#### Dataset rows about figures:
## BEGIN

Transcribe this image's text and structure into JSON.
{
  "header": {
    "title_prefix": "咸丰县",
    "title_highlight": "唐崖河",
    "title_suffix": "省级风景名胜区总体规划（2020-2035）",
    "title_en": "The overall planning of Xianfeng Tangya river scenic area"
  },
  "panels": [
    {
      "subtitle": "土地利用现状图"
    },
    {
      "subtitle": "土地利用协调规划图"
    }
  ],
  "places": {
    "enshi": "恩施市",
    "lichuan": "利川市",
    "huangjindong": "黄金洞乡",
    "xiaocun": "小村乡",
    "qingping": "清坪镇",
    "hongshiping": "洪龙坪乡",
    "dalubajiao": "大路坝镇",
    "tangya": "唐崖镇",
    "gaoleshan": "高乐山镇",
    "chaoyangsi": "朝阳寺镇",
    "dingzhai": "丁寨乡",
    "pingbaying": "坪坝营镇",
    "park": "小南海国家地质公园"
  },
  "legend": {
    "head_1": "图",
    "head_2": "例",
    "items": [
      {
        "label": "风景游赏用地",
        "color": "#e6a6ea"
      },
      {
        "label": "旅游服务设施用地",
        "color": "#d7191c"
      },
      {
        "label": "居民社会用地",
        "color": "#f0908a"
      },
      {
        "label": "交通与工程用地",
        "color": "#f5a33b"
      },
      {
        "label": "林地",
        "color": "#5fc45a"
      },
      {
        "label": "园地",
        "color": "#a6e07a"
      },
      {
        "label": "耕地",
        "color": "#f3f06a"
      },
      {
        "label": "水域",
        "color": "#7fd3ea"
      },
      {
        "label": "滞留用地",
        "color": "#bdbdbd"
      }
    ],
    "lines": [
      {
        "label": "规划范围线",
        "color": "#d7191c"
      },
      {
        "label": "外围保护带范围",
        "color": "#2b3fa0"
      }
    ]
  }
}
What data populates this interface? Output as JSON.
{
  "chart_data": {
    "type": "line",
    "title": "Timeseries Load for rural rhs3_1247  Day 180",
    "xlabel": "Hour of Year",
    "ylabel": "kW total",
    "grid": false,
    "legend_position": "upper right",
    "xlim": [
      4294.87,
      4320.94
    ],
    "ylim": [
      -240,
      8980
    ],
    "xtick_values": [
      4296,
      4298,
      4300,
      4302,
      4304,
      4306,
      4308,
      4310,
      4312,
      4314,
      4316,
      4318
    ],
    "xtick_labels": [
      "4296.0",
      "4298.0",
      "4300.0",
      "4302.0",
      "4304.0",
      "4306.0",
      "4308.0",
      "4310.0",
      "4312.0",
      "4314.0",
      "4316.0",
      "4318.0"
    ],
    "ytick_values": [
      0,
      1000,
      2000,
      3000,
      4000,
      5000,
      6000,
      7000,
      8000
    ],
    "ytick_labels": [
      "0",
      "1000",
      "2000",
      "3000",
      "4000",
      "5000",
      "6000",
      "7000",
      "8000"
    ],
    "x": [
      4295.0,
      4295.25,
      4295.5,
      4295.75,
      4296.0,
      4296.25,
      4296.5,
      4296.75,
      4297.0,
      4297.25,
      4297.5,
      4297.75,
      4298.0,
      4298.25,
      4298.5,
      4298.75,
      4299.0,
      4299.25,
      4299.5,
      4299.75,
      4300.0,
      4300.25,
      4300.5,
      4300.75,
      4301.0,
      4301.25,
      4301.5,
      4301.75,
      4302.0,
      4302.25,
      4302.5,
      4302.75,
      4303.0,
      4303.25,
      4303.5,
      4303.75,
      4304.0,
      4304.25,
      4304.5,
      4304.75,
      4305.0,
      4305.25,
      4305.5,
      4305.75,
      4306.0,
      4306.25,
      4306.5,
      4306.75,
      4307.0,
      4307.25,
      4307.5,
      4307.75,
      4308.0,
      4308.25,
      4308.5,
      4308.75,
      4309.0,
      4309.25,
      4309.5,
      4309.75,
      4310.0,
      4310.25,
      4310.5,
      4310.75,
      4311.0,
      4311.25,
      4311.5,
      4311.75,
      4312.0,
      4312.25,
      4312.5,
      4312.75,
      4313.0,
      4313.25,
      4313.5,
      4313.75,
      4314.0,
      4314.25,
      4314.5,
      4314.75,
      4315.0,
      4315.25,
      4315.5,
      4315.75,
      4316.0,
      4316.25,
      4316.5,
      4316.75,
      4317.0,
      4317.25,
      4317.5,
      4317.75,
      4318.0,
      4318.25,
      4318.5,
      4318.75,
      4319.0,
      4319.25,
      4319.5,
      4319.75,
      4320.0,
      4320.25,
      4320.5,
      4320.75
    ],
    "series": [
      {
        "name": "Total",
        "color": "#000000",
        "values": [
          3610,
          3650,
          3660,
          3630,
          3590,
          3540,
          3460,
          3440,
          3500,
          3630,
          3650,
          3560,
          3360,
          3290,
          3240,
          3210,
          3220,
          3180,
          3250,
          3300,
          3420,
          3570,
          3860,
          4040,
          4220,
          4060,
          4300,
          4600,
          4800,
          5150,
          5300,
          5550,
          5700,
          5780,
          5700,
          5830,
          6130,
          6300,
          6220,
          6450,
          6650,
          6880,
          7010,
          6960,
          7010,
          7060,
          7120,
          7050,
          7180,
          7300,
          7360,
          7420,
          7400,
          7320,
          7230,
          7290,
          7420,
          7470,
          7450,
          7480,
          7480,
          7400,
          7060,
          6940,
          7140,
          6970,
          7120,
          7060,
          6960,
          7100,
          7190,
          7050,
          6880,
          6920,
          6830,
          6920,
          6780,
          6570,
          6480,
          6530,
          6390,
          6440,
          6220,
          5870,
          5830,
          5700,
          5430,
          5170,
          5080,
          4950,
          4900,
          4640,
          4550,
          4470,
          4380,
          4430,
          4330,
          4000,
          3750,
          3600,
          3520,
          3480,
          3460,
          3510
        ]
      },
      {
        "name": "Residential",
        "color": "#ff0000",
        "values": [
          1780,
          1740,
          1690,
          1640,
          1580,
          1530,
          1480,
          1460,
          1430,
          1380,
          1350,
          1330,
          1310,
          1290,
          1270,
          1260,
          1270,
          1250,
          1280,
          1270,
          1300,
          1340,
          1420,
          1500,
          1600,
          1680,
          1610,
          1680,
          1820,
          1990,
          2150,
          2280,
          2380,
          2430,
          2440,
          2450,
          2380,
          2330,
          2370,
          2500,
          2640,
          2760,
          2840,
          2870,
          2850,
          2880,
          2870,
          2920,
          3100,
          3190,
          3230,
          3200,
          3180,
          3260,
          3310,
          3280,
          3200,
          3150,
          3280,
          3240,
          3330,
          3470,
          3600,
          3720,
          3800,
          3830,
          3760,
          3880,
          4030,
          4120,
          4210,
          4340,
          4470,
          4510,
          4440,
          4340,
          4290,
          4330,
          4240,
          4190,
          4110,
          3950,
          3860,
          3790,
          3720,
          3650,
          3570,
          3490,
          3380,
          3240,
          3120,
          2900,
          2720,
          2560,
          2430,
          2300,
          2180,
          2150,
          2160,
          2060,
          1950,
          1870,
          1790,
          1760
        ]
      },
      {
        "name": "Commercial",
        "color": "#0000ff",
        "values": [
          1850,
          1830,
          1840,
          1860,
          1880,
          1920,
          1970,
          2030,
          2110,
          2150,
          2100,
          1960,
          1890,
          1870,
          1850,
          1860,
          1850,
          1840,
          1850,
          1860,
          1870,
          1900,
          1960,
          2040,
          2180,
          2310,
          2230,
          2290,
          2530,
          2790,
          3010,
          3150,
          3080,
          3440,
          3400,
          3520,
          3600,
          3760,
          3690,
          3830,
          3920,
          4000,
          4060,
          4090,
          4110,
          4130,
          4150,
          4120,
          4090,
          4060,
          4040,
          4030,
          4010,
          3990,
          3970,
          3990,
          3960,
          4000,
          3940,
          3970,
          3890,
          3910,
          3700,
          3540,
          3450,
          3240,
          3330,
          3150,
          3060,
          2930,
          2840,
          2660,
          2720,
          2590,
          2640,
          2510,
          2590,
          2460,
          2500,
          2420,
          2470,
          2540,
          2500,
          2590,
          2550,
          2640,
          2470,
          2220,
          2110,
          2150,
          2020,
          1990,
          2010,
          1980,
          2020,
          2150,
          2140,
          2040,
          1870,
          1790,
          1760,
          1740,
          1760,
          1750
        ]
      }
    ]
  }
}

## END

#### What the task asks:
Give the count of lines in the records that contain "this", and no other text.

#### Reply:
2